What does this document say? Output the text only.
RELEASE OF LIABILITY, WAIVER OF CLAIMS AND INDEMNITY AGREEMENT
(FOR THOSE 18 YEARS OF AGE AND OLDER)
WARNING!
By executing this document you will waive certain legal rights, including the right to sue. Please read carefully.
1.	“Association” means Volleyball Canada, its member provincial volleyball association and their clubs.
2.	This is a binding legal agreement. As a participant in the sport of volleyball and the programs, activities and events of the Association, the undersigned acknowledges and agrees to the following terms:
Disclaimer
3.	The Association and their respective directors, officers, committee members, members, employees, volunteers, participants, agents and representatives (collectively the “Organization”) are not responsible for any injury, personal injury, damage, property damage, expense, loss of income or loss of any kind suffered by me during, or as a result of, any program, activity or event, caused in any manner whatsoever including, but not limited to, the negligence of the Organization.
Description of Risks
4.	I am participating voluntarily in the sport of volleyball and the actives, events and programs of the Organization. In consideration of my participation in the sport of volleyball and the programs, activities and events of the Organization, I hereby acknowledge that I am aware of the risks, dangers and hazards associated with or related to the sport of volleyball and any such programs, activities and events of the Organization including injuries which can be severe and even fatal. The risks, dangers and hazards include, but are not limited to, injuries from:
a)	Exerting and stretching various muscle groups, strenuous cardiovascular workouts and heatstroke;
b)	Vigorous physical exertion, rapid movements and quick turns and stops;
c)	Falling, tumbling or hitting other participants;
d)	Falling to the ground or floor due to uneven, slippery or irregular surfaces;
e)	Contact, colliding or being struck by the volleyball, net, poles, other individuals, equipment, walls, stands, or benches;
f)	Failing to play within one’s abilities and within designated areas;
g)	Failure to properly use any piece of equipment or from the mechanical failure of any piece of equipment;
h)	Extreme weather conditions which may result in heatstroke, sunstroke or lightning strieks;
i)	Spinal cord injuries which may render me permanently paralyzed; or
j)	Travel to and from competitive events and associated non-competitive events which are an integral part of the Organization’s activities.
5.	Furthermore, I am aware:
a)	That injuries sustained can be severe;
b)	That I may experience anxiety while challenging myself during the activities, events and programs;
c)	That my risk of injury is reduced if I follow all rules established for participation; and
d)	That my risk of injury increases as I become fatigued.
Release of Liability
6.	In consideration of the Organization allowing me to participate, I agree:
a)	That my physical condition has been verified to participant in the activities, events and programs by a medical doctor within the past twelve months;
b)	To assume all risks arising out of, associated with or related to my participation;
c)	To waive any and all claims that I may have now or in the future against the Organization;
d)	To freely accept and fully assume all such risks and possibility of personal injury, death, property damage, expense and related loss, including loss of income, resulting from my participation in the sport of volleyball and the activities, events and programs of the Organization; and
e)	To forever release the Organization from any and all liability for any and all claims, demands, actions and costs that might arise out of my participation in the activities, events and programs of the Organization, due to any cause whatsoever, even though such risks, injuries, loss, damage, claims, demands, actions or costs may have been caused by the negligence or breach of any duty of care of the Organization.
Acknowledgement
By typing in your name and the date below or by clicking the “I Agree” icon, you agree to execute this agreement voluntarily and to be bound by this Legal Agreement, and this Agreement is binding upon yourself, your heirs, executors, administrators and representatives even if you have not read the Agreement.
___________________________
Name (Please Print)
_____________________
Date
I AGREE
-*-*-
Task description
Copy each line of the listing that holds the word "severe".

Result below
4.	I am participating voluntarily in the sport of volleyball and the actives, events and programs of the Organization. In consideration of my participation in the sport of volleyball and the programs, activities and events of the Organization, I hereby acknowledge that I am aware of the risks, dangers and hazards associated with or related to the sport of volleyball and any such programs, activities and events of the Organization including injuries which can be severe and even fatal. The risks, dangers and hazards include, but are not limited to, injuries from:
a)	That injuries sustained can be severe;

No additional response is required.